# WRITTEN REQUEST
Take every line that has the string "hiểm" and copy it out.
— Begin DATA SUPPLIED —
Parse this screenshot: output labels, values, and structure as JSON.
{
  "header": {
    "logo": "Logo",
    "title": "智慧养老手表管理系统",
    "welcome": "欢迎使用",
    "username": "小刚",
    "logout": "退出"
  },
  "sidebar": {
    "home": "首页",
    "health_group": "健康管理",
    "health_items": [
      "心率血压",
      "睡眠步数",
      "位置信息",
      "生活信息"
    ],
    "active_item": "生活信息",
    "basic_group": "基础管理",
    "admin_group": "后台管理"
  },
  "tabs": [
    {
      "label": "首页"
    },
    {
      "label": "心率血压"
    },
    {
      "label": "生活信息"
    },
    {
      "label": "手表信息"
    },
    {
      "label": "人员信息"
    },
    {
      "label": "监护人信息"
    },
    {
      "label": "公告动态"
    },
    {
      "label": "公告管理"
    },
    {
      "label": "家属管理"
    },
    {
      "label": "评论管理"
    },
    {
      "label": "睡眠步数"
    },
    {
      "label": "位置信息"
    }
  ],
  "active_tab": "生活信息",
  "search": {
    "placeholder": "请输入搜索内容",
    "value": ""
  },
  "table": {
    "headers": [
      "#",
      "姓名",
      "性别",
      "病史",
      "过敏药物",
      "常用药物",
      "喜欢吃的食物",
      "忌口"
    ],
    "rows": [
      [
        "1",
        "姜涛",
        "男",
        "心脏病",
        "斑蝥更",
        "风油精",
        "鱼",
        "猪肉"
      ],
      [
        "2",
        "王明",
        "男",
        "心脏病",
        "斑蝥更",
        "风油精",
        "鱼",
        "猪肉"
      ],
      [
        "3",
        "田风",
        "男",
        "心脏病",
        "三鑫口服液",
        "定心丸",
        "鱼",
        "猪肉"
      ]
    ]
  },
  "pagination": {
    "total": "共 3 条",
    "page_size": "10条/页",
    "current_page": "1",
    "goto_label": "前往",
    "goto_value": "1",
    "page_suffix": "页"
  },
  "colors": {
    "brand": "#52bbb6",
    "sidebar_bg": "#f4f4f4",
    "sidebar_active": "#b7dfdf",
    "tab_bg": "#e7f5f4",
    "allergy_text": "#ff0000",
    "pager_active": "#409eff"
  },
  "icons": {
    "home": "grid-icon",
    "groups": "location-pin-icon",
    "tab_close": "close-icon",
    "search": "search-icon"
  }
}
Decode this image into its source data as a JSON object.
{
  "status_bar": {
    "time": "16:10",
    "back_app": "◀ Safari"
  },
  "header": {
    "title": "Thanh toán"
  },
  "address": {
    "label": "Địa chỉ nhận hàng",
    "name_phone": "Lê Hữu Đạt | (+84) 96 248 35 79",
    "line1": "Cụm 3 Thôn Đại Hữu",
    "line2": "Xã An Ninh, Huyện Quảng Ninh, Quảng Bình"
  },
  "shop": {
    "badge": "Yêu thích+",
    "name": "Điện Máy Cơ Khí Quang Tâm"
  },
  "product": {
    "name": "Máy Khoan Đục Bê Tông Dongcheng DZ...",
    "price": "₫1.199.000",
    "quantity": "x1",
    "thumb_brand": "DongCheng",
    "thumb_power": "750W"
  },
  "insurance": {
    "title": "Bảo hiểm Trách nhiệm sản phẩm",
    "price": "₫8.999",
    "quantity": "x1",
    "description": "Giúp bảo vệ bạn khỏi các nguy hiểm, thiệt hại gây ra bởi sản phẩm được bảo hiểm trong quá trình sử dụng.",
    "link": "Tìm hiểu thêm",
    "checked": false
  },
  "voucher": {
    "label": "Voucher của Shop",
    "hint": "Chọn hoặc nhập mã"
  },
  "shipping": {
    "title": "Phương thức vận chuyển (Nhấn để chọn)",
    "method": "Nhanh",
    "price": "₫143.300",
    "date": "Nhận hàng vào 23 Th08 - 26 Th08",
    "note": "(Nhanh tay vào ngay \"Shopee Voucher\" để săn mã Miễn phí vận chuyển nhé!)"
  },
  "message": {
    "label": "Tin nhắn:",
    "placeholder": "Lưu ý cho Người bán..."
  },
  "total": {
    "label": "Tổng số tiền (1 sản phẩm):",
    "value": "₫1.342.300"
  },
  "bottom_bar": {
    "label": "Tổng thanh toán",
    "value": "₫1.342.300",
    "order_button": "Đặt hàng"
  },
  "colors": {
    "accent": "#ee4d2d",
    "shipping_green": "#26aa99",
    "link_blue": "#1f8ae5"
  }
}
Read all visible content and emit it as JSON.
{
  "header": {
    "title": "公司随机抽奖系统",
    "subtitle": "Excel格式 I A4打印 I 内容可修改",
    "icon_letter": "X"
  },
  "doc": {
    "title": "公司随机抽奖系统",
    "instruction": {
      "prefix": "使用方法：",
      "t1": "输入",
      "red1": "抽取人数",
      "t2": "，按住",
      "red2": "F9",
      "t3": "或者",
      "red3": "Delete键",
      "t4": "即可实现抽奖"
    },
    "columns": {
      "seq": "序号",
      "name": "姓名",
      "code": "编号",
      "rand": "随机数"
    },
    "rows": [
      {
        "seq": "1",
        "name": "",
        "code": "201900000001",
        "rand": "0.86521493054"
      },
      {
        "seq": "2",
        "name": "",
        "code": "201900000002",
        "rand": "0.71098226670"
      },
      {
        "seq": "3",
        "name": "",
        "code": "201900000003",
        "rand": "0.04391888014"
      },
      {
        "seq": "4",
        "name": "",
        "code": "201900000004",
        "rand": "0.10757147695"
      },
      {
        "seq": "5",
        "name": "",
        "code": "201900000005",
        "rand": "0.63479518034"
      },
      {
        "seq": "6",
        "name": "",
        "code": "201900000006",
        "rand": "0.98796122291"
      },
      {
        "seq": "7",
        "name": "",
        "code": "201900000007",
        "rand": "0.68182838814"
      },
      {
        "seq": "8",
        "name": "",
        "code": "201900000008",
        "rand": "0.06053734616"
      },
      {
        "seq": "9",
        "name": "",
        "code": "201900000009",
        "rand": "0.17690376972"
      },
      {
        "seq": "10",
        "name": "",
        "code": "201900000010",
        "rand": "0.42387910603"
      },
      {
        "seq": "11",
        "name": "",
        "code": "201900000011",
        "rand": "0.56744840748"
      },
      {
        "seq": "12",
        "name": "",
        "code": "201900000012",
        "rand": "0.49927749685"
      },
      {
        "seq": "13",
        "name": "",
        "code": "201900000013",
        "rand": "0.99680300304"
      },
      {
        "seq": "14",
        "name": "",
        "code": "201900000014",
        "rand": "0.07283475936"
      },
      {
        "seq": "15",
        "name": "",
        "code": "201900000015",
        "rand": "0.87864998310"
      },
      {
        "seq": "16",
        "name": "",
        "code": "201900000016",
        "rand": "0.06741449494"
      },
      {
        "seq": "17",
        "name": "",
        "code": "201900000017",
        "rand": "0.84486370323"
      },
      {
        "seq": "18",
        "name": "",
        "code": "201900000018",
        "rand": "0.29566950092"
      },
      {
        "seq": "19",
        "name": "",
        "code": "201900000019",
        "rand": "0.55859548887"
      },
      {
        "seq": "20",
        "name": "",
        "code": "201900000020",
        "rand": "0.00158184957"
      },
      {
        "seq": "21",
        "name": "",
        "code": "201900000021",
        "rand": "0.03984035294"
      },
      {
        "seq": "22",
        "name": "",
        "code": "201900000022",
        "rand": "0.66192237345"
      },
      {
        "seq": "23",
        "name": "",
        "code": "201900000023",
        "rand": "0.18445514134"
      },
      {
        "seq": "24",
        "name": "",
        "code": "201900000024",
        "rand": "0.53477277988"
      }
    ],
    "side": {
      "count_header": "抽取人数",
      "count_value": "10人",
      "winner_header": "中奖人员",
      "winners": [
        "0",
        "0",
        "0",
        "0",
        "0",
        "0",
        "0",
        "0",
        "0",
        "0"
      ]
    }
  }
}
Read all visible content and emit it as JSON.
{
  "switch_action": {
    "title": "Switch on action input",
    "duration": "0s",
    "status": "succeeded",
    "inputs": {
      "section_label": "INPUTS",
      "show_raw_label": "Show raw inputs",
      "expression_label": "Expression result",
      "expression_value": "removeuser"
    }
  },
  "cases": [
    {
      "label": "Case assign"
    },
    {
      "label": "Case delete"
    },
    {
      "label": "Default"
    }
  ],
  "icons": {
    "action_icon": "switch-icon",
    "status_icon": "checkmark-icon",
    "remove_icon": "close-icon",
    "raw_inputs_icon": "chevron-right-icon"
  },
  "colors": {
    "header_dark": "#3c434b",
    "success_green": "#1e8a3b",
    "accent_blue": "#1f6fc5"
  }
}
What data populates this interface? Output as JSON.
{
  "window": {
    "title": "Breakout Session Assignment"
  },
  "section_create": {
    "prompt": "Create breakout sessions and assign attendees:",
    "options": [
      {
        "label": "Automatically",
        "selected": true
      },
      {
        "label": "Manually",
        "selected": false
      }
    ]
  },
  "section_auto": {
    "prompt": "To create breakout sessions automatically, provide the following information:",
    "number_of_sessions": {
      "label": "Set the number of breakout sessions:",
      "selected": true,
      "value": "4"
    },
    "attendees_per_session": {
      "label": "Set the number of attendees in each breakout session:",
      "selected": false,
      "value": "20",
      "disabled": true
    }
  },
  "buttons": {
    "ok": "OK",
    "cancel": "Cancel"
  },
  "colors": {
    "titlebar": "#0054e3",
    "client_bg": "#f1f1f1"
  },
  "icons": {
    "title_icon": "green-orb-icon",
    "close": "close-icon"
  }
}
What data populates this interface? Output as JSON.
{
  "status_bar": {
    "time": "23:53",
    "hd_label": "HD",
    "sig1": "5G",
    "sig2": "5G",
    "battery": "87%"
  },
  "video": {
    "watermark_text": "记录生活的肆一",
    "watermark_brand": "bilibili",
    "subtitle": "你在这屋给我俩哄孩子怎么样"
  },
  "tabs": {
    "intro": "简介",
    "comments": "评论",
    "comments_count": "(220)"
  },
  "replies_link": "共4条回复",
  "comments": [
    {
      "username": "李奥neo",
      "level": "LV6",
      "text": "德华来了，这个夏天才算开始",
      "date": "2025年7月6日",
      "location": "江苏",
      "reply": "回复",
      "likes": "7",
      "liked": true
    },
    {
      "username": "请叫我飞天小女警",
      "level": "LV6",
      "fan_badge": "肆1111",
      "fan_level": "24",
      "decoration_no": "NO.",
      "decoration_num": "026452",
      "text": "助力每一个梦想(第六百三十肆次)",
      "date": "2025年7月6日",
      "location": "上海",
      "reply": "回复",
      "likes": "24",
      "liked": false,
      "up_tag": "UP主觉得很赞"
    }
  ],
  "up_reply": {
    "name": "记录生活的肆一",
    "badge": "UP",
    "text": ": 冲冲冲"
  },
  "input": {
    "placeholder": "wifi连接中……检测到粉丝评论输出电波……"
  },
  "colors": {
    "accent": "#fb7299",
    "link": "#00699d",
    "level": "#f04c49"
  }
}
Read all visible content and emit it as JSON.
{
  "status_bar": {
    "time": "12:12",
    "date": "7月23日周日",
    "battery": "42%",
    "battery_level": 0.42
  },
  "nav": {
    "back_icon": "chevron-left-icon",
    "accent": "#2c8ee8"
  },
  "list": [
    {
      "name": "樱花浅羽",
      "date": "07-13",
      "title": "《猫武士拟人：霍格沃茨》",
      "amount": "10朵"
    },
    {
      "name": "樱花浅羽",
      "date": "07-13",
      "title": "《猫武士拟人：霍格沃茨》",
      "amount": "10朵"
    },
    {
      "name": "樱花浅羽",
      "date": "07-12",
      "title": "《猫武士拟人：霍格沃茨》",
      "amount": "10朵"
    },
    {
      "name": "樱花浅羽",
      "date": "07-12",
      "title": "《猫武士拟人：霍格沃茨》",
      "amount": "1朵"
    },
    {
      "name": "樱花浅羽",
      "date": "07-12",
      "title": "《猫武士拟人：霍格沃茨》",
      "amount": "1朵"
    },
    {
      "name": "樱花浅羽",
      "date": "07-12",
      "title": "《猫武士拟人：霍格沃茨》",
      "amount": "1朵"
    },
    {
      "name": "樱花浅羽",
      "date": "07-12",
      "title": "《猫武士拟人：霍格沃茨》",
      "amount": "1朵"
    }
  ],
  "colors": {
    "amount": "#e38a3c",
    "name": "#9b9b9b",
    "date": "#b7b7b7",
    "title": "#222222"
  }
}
— End DATA SUPPLIED —
# THE SOLUTION
    "title": "Bảo hiểm Trách nhiệm sản phẩm",
    "description": "Giúp bảo vệ bạn khỏi các nguy hiểm, thiệt hại gây ra bởi sản phẩm được bảo hiểm trong quá trình sử dụng.",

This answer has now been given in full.